* Begin Material to process *

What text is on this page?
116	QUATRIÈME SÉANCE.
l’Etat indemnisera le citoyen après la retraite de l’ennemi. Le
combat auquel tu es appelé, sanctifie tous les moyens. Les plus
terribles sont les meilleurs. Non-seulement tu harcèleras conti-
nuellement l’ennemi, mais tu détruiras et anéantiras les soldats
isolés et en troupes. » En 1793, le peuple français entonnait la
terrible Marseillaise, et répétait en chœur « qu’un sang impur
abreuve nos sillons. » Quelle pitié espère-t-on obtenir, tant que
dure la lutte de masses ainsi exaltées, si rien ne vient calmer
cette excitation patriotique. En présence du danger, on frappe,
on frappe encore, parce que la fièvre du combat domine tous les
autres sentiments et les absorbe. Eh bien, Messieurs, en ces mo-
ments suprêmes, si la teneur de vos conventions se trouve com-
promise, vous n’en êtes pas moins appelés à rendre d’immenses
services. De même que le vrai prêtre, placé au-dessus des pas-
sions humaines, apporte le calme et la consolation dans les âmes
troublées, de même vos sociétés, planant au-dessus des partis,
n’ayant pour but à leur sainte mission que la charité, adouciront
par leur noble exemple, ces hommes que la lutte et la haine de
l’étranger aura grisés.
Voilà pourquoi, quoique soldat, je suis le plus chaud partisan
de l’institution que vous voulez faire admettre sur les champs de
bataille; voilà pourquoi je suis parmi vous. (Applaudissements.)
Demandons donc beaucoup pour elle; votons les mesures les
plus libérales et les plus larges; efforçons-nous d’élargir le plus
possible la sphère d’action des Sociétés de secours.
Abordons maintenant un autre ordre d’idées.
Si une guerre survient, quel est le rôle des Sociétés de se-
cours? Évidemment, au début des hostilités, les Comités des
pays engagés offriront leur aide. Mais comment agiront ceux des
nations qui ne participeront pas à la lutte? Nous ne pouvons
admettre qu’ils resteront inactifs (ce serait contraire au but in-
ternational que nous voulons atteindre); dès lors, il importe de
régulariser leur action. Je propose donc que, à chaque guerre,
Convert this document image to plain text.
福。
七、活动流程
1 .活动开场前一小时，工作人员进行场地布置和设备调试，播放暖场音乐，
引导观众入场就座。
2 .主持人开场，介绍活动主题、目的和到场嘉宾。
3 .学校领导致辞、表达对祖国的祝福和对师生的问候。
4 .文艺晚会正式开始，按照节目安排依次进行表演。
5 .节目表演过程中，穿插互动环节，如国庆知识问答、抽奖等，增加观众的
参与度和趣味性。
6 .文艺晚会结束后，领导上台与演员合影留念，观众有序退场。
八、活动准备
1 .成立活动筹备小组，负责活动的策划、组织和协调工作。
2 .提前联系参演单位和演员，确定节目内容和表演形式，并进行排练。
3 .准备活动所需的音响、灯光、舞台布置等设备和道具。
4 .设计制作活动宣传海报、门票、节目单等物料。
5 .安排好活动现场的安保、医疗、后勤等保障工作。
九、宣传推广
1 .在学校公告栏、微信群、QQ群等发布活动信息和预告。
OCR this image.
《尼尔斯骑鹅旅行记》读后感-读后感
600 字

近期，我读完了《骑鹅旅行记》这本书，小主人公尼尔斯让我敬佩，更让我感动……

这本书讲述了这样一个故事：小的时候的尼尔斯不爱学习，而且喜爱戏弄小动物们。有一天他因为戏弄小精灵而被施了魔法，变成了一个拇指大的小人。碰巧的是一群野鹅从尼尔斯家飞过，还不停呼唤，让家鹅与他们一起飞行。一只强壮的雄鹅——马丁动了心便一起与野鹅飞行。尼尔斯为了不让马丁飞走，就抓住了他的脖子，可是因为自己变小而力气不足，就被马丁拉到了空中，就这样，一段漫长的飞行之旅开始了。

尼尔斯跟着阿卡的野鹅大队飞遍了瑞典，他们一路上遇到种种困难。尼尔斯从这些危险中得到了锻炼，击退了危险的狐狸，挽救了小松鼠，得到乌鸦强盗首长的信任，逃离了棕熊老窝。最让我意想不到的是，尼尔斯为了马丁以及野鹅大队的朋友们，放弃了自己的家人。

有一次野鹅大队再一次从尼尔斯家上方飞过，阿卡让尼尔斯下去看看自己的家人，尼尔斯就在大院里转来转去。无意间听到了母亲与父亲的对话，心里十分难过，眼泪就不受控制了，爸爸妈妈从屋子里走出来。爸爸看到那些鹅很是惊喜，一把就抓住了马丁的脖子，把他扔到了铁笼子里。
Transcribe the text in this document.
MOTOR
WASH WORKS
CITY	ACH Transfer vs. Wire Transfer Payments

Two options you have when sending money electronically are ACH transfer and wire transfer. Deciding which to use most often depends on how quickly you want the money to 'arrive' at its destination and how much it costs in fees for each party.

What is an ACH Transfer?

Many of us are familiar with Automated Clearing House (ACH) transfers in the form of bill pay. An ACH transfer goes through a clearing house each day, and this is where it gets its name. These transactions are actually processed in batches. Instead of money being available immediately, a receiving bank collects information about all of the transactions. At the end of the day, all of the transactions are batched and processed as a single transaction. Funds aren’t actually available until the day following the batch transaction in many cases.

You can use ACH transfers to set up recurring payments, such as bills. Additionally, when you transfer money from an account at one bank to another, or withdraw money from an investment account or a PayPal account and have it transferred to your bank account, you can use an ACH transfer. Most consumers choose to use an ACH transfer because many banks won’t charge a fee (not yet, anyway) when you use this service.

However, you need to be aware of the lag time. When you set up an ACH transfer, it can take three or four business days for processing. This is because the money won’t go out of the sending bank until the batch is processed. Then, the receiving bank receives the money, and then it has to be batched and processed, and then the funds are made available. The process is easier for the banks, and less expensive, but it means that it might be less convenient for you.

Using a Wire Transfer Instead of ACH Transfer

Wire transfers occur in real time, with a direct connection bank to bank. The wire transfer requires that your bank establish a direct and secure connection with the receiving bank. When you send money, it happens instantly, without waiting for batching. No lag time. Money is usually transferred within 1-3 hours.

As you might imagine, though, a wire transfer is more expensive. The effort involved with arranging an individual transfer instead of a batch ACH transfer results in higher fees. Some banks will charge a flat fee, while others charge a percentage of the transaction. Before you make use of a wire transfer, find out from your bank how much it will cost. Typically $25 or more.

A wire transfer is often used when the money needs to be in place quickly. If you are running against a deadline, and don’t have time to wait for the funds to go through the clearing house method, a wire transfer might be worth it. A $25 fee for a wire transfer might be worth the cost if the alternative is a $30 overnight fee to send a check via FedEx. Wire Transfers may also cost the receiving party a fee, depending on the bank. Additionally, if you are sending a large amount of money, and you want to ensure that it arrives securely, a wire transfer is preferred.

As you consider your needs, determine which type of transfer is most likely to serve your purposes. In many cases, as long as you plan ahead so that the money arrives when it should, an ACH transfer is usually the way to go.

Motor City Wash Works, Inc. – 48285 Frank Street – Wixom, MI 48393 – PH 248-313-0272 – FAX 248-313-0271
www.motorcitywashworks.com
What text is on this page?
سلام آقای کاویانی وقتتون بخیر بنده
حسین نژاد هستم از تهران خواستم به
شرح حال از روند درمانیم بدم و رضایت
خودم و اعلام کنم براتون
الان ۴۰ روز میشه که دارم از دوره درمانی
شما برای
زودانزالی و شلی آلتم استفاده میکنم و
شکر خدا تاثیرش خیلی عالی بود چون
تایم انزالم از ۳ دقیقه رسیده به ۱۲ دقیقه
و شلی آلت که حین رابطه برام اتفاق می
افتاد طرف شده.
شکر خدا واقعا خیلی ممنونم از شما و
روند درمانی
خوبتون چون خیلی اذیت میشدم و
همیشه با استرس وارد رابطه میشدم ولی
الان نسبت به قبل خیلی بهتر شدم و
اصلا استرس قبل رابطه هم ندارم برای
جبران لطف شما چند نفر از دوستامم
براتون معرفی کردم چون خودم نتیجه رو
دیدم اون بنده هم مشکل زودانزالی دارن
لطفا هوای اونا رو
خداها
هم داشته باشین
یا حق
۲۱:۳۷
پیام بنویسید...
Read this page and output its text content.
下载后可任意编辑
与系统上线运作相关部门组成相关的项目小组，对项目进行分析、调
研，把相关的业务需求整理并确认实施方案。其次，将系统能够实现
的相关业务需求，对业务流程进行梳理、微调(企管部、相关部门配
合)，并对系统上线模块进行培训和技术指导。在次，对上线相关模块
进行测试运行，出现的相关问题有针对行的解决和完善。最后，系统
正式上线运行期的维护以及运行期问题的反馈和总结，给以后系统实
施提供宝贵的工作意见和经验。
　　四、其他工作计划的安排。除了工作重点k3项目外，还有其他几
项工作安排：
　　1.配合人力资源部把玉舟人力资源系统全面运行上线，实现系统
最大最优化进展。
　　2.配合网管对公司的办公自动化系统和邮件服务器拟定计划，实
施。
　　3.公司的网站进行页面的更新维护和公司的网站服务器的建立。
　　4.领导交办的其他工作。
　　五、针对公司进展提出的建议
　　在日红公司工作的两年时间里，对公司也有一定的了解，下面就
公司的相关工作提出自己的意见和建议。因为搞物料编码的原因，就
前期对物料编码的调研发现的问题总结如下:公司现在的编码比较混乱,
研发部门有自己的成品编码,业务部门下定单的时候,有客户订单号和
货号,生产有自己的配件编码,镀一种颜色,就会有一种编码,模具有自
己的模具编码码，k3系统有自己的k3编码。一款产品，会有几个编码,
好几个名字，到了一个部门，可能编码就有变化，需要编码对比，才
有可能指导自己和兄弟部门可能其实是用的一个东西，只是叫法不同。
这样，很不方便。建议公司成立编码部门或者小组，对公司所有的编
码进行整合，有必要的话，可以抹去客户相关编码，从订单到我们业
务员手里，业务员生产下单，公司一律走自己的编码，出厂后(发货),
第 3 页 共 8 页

* End Material to process *

Give the count of lines in the data shown above that contain "combat", and nothing else.

## Solution below
2